____ Information given
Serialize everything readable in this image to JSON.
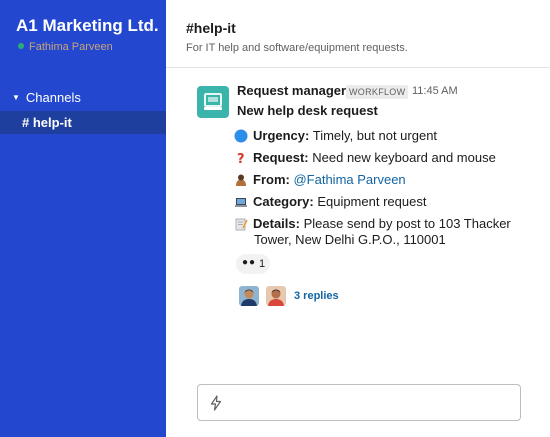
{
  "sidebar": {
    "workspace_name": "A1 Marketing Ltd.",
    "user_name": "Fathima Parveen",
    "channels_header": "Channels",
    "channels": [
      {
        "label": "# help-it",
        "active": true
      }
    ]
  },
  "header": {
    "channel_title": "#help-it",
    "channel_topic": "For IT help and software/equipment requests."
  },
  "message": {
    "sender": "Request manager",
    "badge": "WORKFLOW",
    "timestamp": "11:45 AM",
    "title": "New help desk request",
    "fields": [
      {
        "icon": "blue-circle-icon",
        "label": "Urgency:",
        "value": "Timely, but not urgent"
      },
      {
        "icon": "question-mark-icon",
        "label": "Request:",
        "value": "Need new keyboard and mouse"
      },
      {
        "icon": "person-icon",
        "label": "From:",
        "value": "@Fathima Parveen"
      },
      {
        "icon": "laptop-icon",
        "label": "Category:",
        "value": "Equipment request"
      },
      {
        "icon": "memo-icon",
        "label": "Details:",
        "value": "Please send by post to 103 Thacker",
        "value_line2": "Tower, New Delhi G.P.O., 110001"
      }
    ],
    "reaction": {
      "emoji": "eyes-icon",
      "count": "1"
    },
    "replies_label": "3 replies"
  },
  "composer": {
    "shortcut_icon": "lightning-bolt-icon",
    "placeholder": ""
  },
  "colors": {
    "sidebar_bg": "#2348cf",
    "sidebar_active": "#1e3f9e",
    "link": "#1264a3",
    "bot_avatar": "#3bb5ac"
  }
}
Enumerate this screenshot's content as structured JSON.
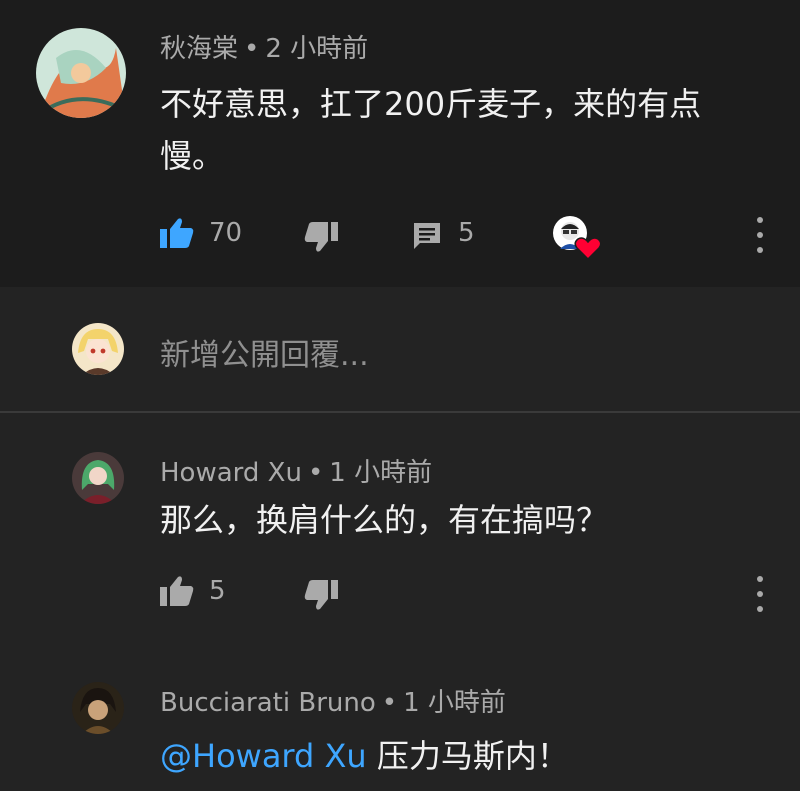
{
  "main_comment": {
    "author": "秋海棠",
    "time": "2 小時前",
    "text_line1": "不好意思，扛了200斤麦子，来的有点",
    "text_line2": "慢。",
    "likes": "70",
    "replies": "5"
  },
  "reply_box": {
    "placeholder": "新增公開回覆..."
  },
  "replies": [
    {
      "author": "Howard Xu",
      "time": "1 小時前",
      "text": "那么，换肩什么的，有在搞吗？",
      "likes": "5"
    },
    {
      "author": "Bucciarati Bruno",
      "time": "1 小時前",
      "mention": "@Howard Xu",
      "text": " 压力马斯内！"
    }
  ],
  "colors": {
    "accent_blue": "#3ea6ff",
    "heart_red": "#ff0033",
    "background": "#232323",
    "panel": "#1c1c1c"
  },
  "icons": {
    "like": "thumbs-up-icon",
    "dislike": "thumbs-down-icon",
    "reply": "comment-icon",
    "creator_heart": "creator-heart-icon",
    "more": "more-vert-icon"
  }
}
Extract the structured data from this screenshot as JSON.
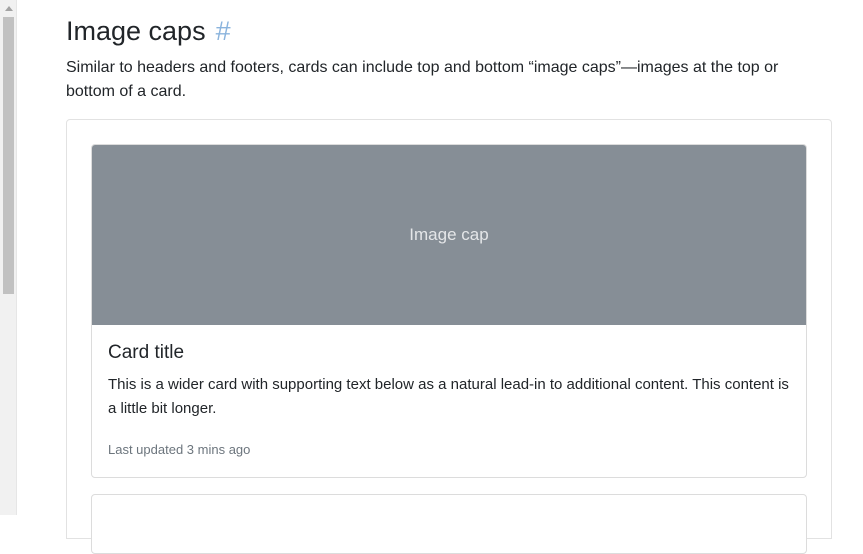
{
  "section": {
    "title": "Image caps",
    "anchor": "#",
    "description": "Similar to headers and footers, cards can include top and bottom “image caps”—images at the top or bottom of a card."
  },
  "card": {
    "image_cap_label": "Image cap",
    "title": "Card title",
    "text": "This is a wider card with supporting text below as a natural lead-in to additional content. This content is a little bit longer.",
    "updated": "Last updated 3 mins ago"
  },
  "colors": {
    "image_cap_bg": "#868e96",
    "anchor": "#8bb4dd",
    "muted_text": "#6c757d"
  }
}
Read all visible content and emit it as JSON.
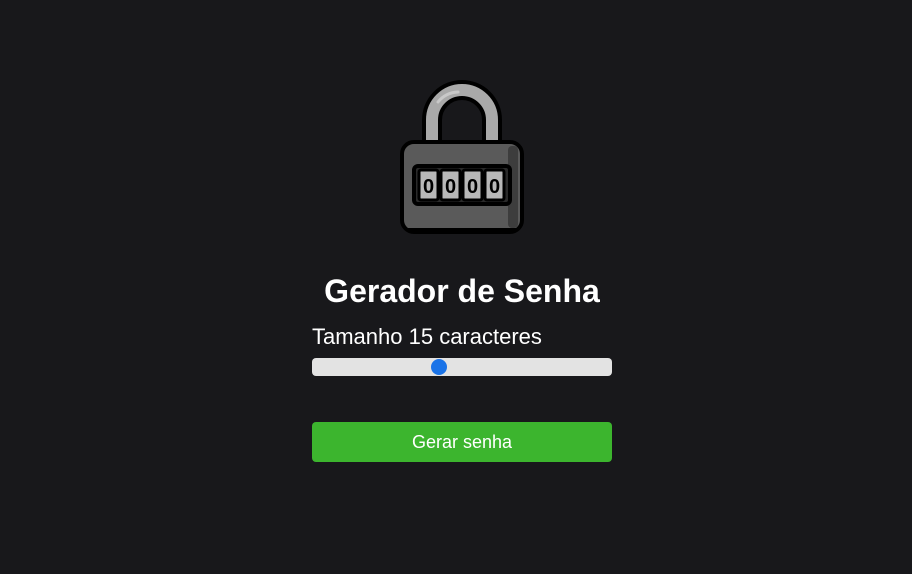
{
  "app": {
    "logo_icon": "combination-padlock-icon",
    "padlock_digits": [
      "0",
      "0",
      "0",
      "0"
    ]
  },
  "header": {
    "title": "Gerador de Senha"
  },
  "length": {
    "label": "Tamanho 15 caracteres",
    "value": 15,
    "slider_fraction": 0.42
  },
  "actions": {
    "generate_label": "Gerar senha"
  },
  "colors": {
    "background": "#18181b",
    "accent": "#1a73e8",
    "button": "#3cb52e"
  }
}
________
-- What you will do --
Repeat each line of the records above exactly, but do not copy the pictures.

-- Exercise solution --
Serialize everything readable in this image to JSON.
{
  "sidebar": {
    "workspace_name": "A1 Marketing Ltd.",
    "user_name": "Fathima Parveen",
    "channels_header": "Channels",
    "channels": [
      {
        "label": "# help-it",
        "active": true
      }
    ]
  },
  "header": {
    "channel_title": "#help-it",
    "channel_topic": "For IT help and software/equipment requests."
  },
  "message": {
    "sender": "Request manager",
    "badge": "WORKFLOW",
    "timestamp": "11:45 AM",
    "title": "New help desk request",
    "fields": [
      {
        "icon": "blue-circle-icon",
        "label": "Urgency:",
        "value": "Timely, but not urgent"
      },
      {
        "icon": "question-mark-icon",
        "label": "Request:",
        "value": "Need new keyboard and mouse"
      },
      {
        "icon": "person-icon",
        "label": "From:",
        "value": "@Fathima Parveen"
      },
      {
        "icon": "laptop-icon",
        "label": "Category:",
        "value": "Equipment request"
      },
      {
        "icon": "memo-icon",
        "label": "Details:",
        "value": "Please send by post to 103 Thacker",
        "value_line2": "Tower, New Delhi G.P.O., 110001"
      }
    ],
    "reaction": {
      "emoji": "eyes-icon",
      "count": "1"
    },
    "replies_label": "3 replies"
  },
  "composer": {
    "shortcut_icon": "lightning-bolt-icon",
    "placeholder": ""
  },
  "colors": {
    "sidebar_bg": "#2348cf",
    "sidebar_active": "#1e3f9e",
    "link": "#1264a3",
    "bot_avatar": "#3bb5ac"
  }
}
Enumerate this screenshot's content as structured JSON.
{
  "main_comment": {
    "author": "秋海棠",
    "time": "2 小時前",
    "text_line1": "不好意思，扛了200斤麦子，来的有点",
    "text_line2": "慢。",
    "likes": "70",
    "replies": "5"
  },
  "reply_box": {
    "placeholder": "新增公開回覆..."
  },
  "replies": [
    {
      "author": "Howard Xu",
      "time": "1 小時前",
      "text": "那么，换肩什么的，有在搞吗？",
      "likes": "5"
    },
    {
      "author": "Bucciarati Bruno",
      "time": "1 小時前",
      "mention": "@Howard Xu",
      "text": " 压力马斯内！"
    }
  ],
  "colors": {
    "accent_blue": "#3ea6ff",
    "heart_red": "#ff0033",
    "background": "#232323",
    "panel": "#1c1c1c"
  },
  "icons": {
    "like": "thumbs-up-icon",
    "dislike": "thumbs-down-icon",
    "reply": "comment-icon",
    "creator_heart": "creator-heart-icon",
    "more": "more-vert-icon"
  }
}
Extract the structured data from this screenshot as JSON.
{
  "section": {
    "title": "Image caps",
    "anchor": "#",
    "description": "Similar to headers and footers, cards can include top and bottom “image caps”—images at the top or bottom of a card."
  },
  "card": {
    "image_cap_label": "Image cap",
    "title": "Card title",
    "text": "This is a wider card with supporting text below as a natural lead-in to additional content. This content is a little bit longer.",
    "updated": "Last updated 3 mins ago"
  },
  "colors": {
    "image_cap_bg": "#868e96",
    "anchor": "#8bb4dd",
    "muted_text": "#6c757d"
  }
}
Read all visible content and emit it as JSON.
{
  "app": {
    "logo_icon": "combination-padlock-icon",
    "padlock_digits": [
      "0",
      "0",
      "0",
      "0"
    ]
  },
  "header": {
    "title": "Gerador de Senha"
  },
  "length": {
    "label": "Tamanho 15 caracteres",
    "value": 15,
    "slider_fraction": 0.42
  },
  "actions": {
    "generate_label": "Gerar senha"
  },
  "colors": {
    "background": "#18181b",
    "accent": "#1a73e8",
    "button": "#3cb52e"
  }
}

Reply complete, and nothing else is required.